## TASK TO CARRY OUT
Keep only the lines of the data below that contain "chinese", and copy them.

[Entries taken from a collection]
— START —

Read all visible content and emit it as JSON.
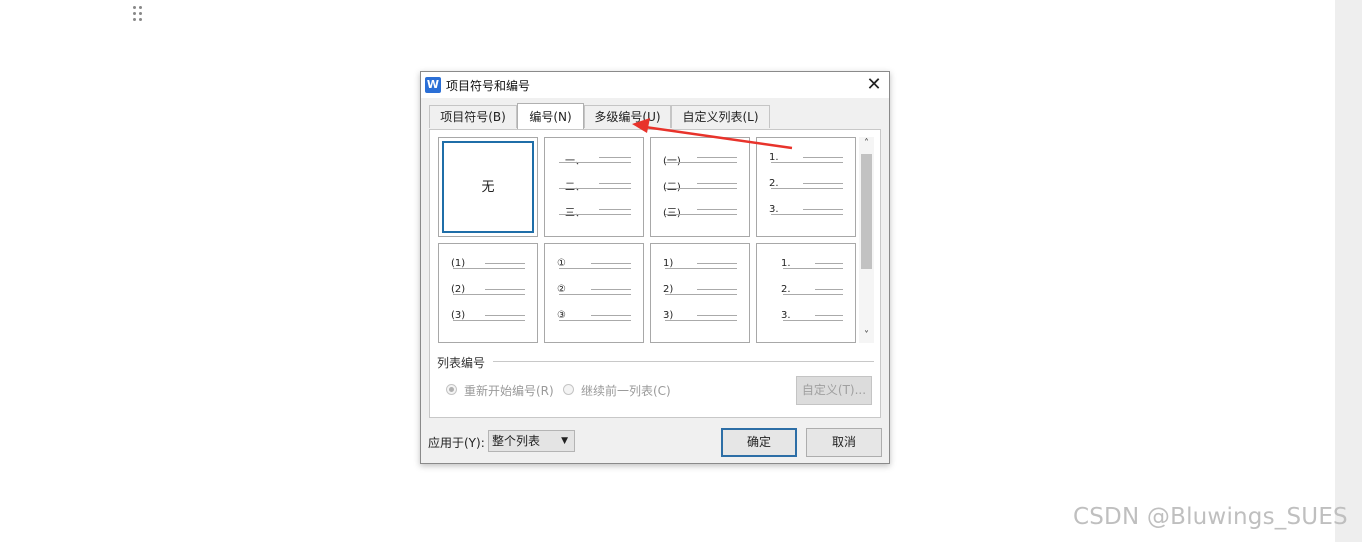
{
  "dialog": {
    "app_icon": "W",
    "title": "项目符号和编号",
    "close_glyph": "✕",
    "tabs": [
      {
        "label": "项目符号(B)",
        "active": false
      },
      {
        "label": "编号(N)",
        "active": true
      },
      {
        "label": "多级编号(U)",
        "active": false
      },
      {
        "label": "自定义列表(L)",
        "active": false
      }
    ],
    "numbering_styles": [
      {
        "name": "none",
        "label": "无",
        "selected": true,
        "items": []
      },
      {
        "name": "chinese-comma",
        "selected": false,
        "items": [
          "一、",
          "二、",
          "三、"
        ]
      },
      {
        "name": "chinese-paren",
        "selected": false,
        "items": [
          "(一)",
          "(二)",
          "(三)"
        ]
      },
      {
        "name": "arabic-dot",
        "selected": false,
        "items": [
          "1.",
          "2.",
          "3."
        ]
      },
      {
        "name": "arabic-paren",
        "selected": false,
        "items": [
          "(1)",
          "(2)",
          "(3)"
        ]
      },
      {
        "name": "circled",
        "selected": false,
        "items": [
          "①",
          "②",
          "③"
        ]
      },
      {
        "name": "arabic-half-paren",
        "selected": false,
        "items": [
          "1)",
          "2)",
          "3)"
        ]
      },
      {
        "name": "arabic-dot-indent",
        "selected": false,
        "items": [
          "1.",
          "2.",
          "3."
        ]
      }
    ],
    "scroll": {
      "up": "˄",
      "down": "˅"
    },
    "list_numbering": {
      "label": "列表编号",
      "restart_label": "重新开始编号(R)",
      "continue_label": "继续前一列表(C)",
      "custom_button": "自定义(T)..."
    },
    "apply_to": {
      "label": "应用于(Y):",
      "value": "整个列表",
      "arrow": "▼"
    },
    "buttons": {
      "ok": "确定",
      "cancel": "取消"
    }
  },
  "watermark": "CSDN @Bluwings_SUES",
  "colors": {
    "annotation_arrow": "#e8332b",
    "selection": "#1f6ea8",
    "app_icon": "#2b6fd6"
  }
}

— END —
— START —

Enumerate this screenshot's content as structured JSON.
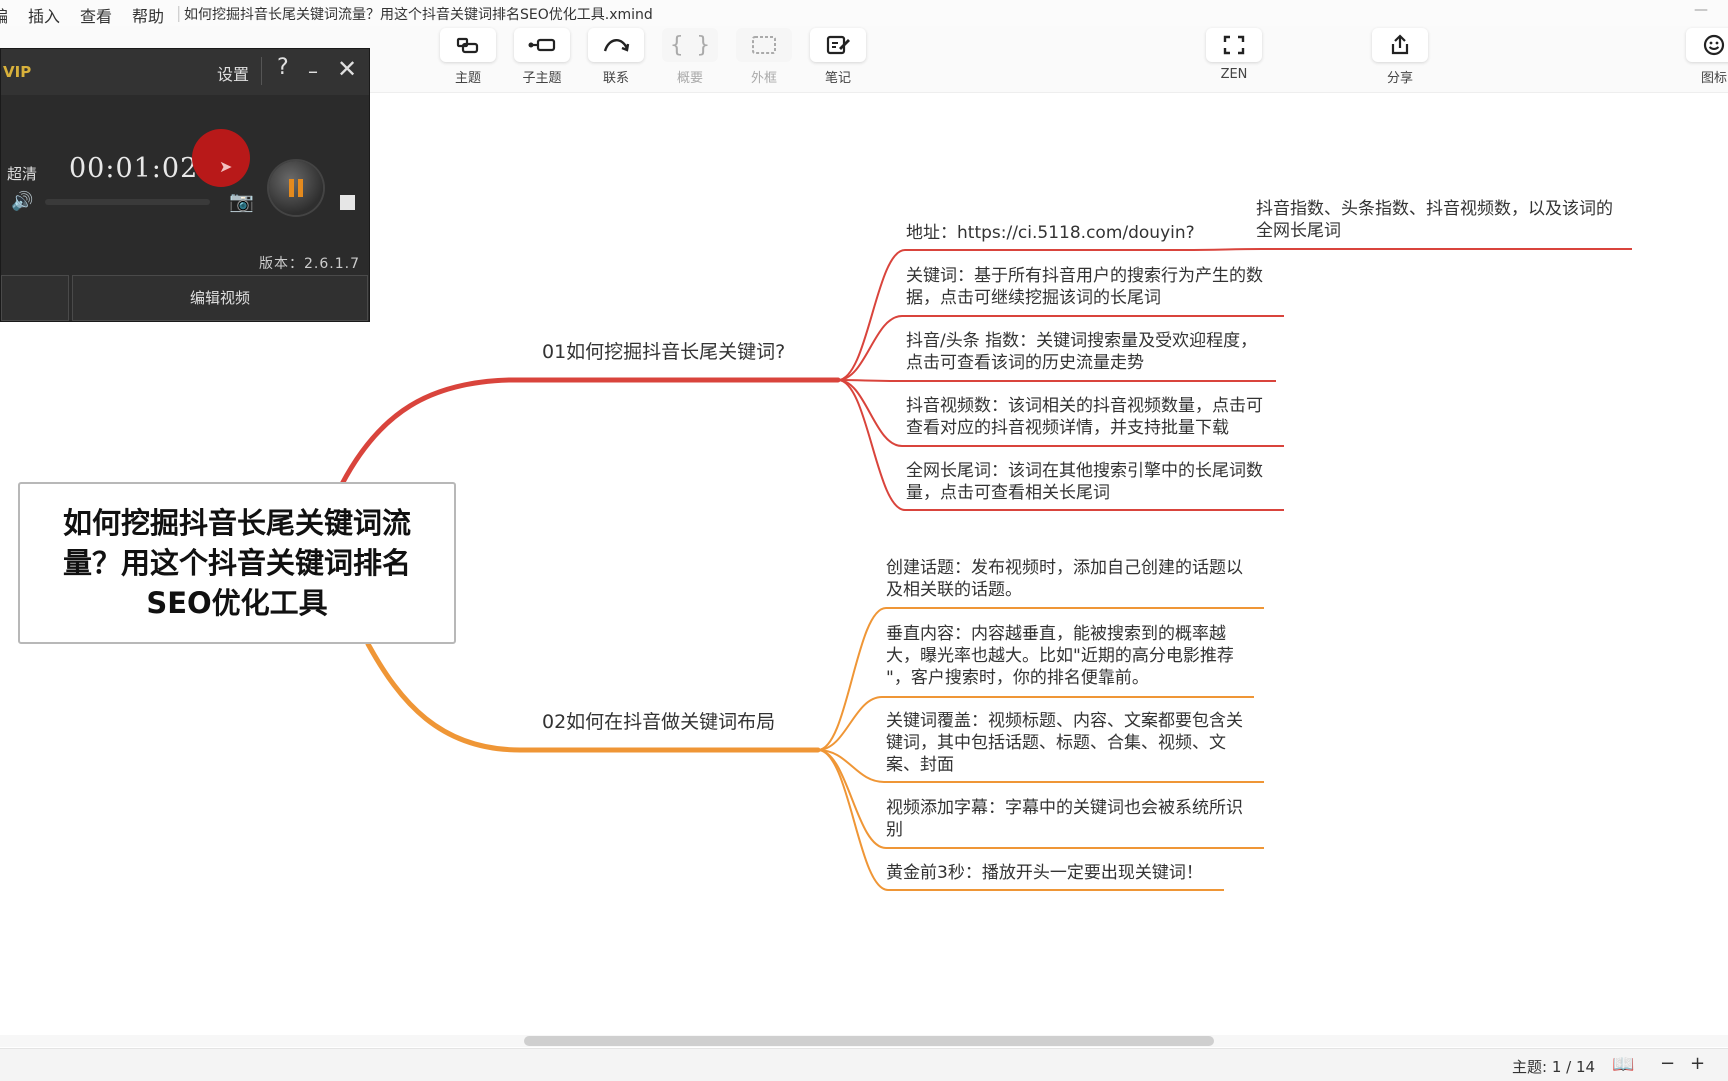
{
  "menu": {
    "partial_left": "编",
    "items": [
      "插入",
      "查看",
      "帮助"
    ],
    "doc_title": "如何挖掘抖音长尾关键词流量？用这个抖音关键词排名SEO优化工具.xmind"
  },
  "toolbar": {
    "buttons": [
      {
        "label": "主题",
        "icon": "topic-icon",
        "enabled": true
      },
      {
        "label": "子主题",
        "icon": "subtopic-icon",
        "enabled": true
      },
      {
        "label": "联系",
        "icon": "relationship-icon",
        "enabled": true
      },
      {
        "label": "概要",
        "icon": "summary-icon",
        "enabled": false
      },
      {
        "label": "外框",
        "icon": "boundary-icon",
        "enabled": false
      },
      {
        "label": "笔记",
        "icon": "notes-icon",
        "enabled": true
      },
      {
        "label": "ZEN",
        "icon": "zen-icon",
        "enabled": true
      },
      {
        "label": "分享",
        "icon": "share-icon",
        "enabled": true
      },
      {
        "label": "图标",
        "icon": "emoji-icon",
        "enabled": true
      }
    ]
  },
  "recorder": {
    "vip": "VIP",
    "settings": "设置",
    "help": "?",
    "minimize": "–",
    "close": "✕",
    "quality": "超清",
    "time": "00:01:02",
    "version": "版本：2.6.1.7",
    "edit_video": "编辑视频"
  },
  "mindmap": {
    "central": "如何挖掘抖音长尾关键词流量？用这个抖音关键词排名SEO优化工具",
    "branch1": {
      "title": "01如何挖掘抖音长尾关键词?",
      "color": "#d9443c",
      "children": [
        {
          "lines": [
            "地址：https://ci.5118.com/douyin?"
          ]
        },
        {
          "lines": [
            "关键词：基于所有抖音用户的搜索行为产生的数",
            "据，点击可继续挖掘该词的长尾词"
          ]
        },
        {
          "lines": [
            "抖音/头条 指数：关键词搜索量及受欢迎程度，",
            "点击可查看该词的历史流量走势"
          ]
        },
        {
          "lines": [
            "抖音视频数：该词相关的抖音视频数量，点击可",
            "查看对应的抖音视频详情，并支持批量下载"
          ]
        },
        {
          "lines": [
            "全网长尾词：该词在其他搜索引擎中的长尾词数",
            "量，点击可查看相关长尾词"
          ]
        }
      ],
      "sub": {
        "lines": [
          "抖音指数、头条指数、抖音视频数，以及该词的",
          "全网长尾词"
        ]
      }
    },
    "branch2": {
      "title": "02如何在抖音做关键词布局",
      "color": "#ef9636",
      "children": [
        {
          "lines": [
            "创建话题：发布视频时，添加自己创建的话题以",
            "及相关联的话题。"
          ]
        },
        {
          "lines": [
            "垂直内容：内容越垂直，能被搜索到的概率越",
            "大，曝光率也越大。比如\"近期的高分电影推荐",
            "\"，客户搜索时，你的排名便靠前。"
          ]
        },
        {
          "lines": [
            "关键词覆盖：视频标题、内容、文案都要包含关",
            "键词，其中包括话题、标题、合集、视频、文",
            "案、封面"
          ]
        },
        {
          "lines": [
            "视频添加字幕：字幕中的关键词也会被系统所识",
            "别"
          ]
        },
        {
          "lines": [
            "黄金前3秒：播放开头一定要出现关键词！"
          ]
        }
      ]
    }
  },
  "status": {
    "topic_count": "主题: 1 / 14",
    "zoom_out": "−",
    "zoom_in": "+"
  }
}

— END —
— START —

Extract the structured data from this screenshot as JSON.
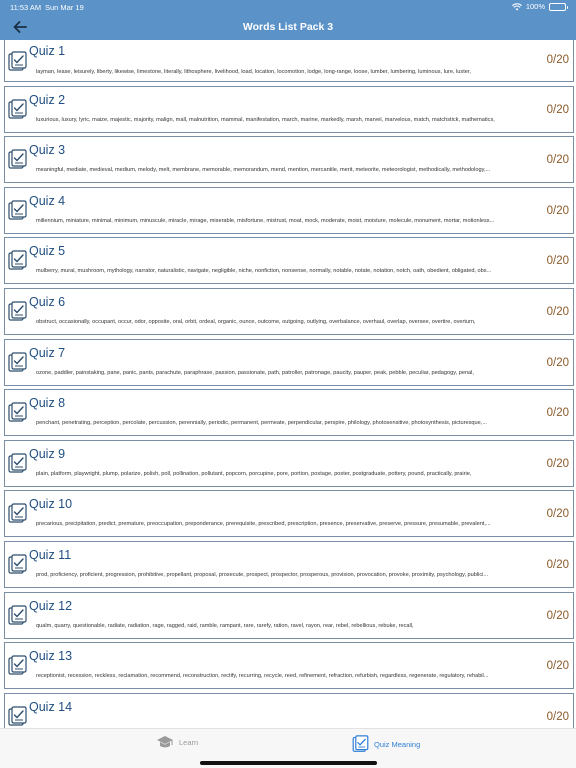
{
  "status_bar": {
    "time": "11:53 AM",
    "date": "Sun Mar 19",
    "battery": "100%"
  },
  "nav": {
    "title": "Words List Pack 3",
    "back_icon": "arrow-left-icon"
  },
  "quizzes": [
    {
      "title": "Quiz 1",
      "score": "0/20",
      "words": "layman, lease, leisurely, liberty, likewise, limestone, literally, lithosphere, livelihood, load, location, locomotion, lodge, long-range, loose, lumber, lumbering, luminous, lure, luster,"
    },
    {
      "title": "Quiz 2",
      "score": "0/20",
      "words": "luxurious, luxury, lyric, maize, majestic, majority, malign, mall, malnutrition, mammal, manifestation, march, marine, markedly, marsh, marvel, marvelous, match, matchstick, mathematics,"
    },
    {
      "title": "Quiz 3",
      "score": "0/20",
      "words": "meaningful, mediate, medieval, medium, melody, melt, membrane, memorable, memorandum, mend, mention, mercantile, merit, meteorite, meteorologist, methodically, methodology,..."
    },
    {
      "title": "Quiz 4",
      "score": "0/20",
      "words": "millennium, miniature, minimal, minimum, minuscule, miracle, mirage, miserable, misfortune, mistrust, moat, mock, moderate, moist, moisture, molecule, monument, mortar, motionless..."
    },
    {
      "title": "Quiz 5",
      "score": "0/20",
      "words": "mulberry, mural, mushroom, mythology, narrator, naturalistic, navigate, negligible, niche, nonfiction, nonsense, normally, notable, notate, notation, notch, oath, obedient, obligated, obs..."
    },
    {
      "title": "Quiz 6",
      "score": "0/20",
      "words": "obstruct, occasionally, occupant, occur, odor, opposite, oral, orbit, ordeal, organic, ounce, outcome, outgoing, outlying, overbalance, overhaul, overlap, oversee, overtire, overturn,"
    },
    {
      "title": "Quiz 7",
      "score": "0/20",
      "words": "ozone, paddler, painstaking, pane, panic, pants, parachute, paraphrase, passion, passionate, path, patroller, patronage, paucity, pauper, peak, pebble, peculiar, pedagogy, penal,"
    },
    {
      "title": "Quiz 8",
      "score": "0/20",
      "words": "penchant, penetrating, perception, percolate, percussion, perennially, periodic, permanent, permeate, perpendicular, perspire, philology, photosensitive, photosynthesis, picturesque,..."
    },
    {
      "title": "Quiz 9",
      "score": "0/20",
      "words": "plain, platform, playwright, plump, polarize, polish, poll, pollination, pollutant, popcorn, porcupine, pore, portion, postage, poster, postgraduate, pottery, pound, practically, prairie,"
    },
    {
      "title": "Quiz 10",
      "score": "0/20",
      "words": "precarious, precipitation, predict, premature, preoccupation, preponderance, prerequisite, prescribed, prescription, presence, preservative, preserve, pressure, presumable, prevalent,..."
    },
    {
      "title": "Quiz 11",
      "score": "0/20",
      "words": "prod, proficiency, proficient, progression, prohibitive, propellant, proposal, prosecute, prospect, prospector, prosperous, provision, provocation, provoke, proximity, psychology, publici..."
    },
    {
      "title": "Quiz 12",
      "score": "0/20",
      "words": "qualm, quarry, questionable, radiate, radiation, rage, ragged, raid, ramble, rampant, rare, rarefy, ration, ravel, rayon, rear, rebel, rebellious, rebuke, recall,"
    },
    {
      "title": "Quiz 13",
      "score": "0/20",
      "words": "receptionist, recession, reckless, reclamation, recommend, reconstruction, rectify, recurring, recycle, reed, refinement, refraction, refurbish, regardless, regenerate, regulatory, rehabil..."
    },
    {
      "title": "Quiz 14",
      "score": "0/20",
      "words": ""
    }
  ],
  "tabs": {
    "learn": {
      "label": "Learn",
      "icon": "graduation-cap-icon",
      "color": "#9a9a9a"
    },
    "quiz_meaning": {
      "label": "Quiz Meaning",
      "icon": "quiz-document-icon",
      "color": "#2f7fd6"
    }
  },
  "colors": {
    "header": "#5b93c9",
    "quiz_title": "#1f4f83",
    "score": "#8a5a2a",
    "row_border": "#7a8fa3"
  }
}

— END —

## FULL RESPONSE
        "name": "chinese-comma",
        "name": "chinese-paren",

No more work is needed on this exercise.